> _WRITTEN TASK_
Set down all of the data that follows word for word, without the images.
※ ※ ※
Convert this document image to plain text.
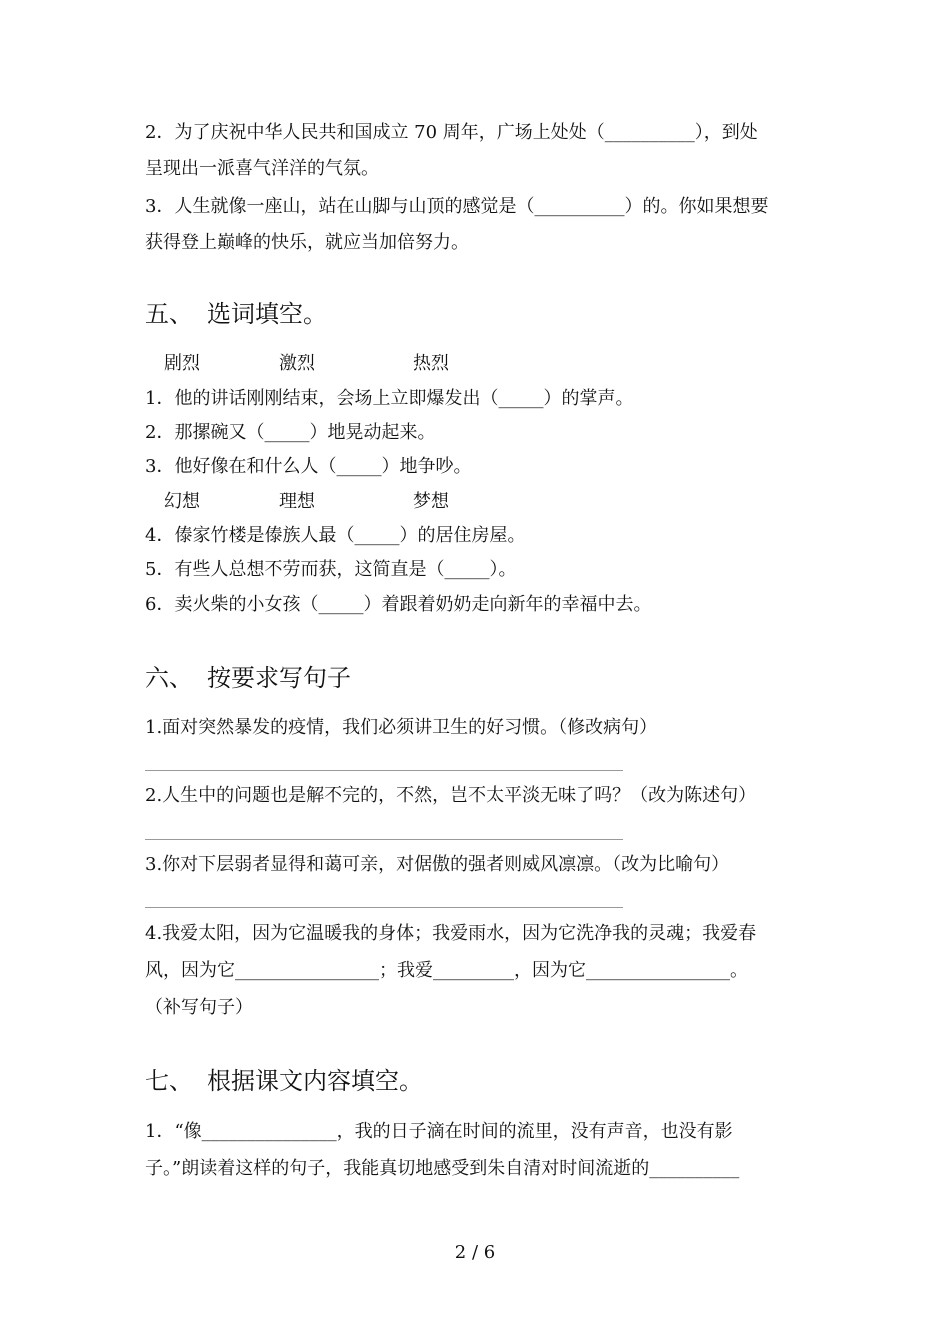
2．为了庆祝中华人民共和国成立 70 周年，广场上处处（__________），到处
呈现出一派喜气洋洋的气氛。
3．人生就像一座山，站在山脚与山顶的感觉是（__________）的。你如果想要
获得登上巅峰的快乐，就应当加倍努力。
五、 选词填空。
剧烈	激烈	热烈
1．他的讲话刚刚结束，会场上立即爆发出（_____）的掌声。
2．那摞碗又（_____）地晃动起来。
3．他好像在和什么人（_____）地争吵。
幻想	理想	梦想
4．傣家竹楼是傣族人最（_____）的居住房屋。
5．有些人总想不劳而获，这简直是（_____）。
6．卖火柴的小女孩（_____）着跟着奶奶走向新年的幸福中去。
六、 按要求写句子
1.面对突然暴发的疫情，我们必须讲卫生的好习惯。（修改病句）
2.人生中的问题也是解不完的，不然，岂不太平淡无味了吗？（改为陈述句）
3.你对下层弱者显得和蔼可亲，对倨傲的强者则威风凛凛。（改为比喻句）
4.我爱太阳，因为它温暖我的身体；我爱雨水，因为它洗净我的灵魂；我爱春
风，因为它________________；我爱_________，因为它________________。
（补写句子）
七、 根据课文内容填空。
1．“像_______________，我的日子滴在时间的流里，没有声音，也没有影
子。”朗读着这样的句子，我能真切地感受到朱自清对时间流逝的__________
2 / 6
※ ※ ※
> _ANSWER TO THIS PROBLEM_
Convert this document image to plain text.
2．为了庆祝中华人民共和国成立 70 周年，广场上处处（__________），到处
呈现出一派喜气洋洋的气氛。
3．人生就像一座山，站在山脚与山顶的感觉是（__________）的。你如果想要
获得登上巅峰的快乐，就应当加倍努力。
五、 选词填空。
剧烈	激烈	热烈
1．他的讲话刚刚结束，会场上立即爆发出（_____）的掌声。
2．那摞碗又（_____）地晃动起来。
3．他好像在和什么人（_____）地争吵。
幻想	理想	梦想
4．傣家竹楼是傣族人最（_____）的居住房屋。
5．有些人总想不劳而获，这简直是（_____）。
6．卖火柴的小女孩（_____）着跟着奶奶走向新年的幸福中去。
六、 按要求写句子
1.面对突然暴发的疫情，我们必须讲卫生的好习惯。（修改病句）
2.人生中的问题也是解不完的，不然，岂不太平淡无味了吗？（改为陈述句）
3.你对下层弱者显得和蔼可亲，对倨傲的强者则威风凛凛。（改为比喻句）
4.我爱太阳，因为它温暖我的身体；我爱雨水，因为它洗净我的灵魂；我爱春
风，因为它________________；我爱_________，因为它________________。
（补写句子）
七、 根据课文内容填空。
1．“像_______________，我的日子滴在时间的流里，没有声音，也没有影
子。”朗读着这样的句子，我能真切地感受到朱自清对时间流逝的__________
2 / 6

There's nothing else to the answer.